▶ _TASK PROMPT_:
From the entries below, pull out each line where "ylabel" appears.
— START DATASET CONTENT —
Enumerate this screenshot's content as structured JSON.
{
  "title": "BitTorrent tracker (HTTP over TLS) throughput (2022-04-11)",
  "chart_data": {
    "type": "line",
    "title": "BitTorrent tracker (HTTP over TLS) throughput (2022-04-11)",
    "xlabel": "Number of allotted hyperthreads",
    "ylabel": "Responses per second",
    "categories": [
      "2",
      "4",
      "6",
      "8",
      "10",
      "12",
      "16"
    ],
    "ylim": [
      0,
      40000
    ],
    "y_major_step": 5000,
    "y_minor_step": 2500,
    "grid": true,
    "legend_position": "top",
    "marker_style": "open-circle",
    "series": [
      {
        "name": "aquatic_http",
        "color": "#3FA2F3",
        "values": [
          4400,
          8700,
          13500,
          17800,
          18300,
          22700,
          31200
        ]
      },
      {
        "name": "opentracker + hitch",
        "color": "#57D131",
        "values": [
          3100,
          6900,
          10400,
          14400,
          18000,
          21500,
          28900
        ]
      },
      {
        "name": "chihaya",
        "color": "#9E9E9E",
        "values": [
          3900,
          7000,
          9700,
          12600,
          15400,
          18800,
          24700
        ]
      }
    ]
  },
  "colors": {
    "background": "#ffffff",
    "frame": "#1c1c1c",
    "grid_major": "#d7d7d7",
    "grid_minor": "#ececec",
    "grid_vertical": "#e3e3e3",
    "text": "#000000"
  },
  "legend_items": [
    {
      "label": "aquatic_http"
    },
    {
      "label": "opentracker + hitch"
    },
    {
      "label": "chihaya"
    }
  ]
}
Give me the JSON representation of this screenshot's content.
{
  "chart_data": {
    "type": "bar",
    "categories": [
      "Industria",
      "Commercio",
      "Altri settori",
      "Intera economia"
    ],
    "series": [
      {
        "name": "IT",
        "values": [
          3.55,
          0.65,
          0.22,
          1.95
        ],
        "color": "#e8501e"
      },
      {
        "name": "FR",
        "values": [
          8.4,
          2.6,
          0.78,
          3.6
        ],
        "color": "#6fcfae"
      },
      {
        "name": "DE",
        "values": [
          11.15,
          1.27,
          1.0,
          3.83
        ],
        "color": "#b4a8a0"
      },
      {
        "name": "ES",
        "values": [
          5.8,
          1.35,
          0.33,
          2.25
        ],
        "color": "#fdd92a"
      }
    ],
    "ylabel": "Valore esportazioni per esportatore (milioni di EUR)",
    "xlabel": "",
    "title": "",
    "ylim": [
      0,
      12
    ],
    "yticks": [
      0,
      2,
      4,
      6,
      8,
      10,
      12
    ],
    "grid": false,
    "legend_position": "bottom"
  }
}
— END DATASET CONTENT —
▶ _SOLUTION TO THIS EXERCISE_:
    "ylabel": "Responses per second",
    "ylabel": "Valore esportazioni per esportatore (milioni di EUR)",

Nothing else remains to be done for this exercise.